§ PASSAGE
Yes, that is my proposal. Without populating the class dict, you
cannot have custom pycfunctions.

>>> As for the first two, it reflects the difference in behavior. If I
>>> take the function and assign it to a class, it will bind as a method
>>> when I go to look it up. This is arguably the biggest difference
>>> between built-in functions and Python functions.
>>>> One the other hand it's much more easy to write manually.
>>>> About staticmethods: I think that CyFunction type should handle it as well
>>>> because staticmethods can have custom attributes and act just like
>>>> normal def one.
>>>> The difference is insde descr_get it should return bound method for
>>>> normal and self for staticmethods.
>>> Yep. Does that merit a new class, or a flag that's checked on every
>>> function invocation (false 99.9% of the time)?
>> Well, it only needs to do the check for when it gets bound (i.e., in
>> tp_descr_get). But I wonder if that check is really necessary? Why not
>> simply call the builtin staticmethod() to wrap a (binding) pycfunction
>> and put it in the class's dict? I think that that is how it works
>> currently. And when you wrap something with staticmethod() you expect
>> it to be a staticmethod object, i.e. uncallable and without a dict.
> If we don't care much about the speed of static and class methods, we
> could just use Pythons stanadard wrappers (and decorators) rather than
> implement this ourselves. I'm leaning towards that. Maybe eventually
> we'll want to support cdef static/class methods, but that would be an
> entirely different mechanism.

Right, it seems that that's the thing that already happens. For cdef
classes we are using PyDescr_NewClassMethod and for Python classes we
are using PyClassMethod_New (in __Pyx_Method_ClassMethod). So this
conveniently fixes the 'self' (or 'cls') problem for classmethods. Of
course for normal methods the 'self' problem remains as you'd want to
keep the dict after binding and only want to implement one class
(implementing two types, one for Python classes and one for cdef
classes would be a bit inconvenient, considering also that fused types
need to be supported in either class (or in either subclass)).

>>>> Here I've tried to support staticmethods inside bindings type:
>>>> https://github.com/vitek/cython/commit/c0725ab340a8173d8e6724c62be3a135df58980e
>>>>> I think that small speed regression for better compatibility is OK if
>>>>> we add a directive to not create binding functions. (It'd be nice if
>>>>> we could work around it, but that's hard as CPython has special
>>>>> hooks...) The bigger issue is that the binding behavior is backwards
>>>>> incompatible, and perhaps in a subtle way. Perhaps we need to have a
>>>>> phase where all currently non-binding functions that will become
>>>>> binding functions will raise an error (or at least a warning) to wean
>>>>> people off of the old behavior before making a switch.
>>>> Is the difference so significant?
>>> If anyone is assigning a Cython function to an object and then using
>>> it they're counting on the current non-binding behavior, and it will
>>> break. The speed is probably a lesser issue, which is what benchmarks
>>> are for.
>> If you're binding functions to classes without expecting it to ever
>> bind, you don't really have bitching rights when stuff breaks later
>> on. You should have been using staticmethod() to begin with. And we
>> never said that our functions would never bind :)
> No, you're assigning it to an object, counting on being able to call
> it later on. E.g. the following is legal (though contrived in this
> example):
> sage: class A:
> ....:     pass
> ....:
> sage: a = A()
> sage: a.foo = max
> sage: a.foo([1,2,3])
> 3
> If instead of len, it was one of our functions, then it would be bad
> to suddenly change the semantics, because it could still run but
> produce bad answers (e.g. if we had implemented max, suddenly a would
> be included in the comparison). This is why I proposed raising an
> explicit error as an intermediate step.
> If we don't promise anything, the contract is whatever the code does.
> That's the problem with not having a specification (which would be
> really nice, but is a lot of work).

Functions on objects never get bound, they only get bound if they are
on the class. So your code would still work with binding functions.

§ DATA EXCERPTS
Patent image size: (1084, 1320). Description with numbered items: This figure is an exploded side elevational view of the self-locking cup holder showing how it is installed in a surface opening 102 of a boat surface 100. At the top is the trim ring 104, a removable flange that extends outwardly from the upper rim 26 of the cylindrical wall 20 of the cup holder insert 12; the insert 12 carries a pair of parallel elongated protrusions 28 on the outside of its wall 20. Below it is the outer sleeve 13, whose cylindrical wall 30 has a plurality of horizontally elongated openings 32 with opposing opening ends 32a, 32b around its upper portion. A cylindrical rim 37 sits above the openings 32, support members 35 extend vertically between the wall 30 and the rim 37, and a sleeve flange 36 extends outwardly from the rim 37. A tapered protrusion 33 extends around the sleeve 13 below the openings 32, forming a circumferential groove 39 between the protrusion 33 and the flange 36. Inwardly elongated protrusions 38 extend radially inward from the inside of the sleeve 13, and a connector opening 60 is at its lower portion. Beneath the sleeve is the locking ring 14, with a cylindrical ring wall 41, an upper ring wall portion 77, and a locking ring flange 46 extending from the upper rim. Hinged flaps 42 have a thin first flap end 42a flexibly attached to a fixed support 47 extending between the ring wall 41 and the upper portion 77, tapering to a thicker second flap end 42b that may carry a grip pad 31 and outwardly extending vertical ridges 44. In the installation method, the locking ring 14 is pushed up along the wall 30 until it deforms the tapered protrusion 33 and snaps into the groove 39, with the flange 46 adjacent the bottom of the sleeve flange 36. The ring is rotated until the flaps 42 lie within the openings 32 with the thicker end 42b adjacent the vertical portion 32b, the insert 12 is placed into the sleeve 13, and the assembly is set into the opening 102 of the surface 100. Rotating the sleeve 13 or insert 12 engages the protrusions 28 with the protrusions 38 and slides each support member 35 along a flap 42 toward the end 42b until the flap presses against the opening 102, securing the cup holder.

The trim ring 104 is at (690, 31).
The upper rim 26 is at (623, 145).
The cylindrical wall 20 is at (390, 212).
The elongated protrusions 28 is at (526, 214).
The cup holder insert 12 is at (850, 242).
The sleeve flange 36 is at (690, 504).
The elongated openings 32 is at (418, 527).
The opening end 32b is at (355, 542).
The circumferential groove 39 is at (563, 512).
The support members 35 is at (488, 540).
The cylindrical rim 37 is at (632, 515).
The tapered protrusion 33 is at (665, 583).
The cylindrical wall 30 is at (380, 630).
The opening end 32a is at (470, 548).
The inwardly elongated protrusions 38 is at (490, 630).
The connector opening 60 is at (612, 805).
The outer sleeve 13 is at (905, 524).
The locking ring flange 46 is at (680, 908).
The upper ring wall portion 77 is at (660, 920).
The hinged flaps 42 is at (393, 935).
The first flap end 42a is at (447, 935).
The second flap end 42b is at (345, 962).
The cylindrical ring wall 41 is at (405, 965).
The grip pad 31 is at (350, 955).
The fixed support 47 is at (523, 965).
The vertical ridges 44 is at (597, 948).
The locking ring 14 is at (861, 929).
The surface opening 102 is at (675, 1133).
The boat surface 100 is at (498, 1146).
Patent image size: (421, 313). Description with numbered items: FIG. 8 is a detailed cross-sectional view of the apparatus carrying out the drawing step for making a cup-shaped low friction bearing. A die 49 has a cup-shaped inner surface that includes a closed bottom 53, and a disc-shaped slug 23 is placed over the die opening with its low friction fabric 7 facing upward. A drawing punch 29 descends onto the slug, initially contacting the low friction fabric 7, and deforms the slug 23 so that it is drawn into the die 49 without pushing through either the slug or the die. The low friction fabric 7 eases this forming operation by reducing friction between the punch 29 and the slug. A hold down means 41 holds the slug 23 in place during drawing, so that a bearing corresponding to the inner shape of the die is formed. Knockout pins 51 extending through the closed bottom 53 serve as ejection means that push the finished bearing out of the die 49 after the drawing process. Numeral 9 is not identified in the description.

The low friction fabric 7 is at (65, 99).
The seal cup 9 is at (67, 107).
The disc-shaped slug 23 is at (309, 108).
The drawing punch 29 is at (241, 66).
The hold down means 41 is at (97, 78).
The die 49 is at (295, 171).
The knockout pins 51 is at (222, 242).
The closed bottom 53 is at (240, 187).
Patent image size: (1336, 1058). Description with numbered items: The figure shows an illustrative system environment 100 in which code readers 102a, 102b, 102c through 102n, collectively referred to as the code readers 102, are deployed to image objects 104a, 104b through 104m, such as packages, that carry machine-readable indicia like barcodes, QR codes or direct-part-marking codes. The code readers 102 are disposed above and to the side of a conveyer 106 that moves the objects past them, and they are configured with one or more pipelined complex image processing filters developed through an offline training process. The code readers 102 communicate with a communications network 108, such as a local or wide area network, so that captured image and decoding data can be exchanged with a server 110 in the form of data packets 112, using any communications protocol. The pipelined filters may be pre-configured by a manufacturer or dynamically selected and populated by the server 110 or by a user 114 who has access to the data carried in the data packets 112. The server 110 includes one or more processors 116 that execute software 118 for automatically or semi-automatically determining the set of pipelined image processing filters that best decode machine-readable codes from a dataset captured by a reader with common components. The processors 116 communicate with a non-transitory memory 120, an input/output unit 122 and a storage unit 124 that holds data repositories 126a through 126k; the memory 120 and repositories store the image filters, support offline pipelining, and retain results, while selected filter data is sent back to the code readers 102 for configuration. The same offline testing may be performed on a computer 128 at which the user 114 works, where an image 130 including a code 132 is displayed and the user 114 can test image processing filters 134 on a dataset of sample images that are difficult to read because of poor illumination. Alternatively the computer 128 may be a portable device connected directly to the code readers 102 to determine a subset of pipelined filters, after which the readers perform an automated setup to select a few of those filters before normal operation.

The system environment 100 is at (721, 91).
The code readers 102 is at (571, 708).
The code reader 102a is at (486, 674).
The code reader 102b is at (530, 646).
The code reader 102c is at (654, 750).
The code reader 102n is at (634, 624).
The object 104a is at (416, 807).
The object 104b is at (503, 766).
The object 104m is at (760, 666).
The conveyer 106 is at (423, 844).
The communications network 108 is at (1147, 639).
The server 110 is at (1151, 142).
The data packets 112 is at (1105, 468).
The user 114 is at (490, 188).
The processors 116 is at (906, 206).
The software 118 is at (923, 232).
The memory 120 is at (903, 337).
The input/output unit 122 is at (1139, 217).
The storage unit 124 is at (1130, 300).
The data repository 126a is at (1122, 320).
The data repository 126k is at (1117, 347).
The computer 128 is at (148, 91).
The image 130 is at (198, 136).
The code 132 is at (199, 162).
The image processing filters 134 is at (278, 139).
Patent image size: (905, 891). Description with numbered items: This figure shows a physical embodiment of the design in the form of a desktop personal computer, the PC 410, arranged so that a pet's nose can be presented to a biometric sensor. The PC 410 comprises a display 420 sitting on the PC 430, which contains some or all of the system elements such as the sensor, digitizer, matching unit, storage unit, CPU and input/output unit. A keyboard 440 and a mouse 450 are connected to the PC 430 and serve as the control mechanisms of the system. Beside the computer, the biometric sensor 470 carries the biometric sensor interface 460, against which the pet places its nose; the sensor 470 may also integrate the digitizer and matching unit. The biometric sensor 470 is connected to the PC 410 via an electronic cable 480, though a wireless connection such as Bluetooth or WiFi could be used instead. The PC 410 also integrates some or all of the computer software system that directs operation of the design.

§ TASKS AND EXERCISES
1) In the Cython discussion, please replace "inconvenient" with "awkward" and give the text from "Right, it seems" up to and including "in either subclass)).".
2) Turn the paragraph of the Cython discussion that begins "Right, it seems that that's the thing" into a short bulleted list that keeps its main facts.

§ ANSWERS TO THE EXERCISES
1)
Right, it seems that that's the thing that already happens. For cdef
classes we are using PyDescr_NewClassMethod and for Python classes we
are using PyClassMethod_New (in __Pyx_Method_ClassMethod). So this
conveniently fixes the 'self' (or 'cls') problem for classmethods. Of
course for normal methods the 'self' problem remains as you'd want to
keep the dict after binding and only want to implement one class
(implementing two types, one for Python classes and one for cdef
classes would be a bit awkward, considering also that fused types
need to be supported in either class (or in either subclass)).

2)
- Standard wrappers for class methods are already in use.
- cdef classes use PyDescr_NewClassMethod.
- Python classes use PyClassMethod_New (in __Pyx_Method_ClassMethod).
- This fixes the 'self' (or 'cls') problem for classmethods.
- For normal methods the 'self' problem remains, because the dict should be kept after binding and only one class should be implemented.
- Implementing two types, one for Python classes and one for cdef classes, would be inconvenient, especially since fused types must be supported in either.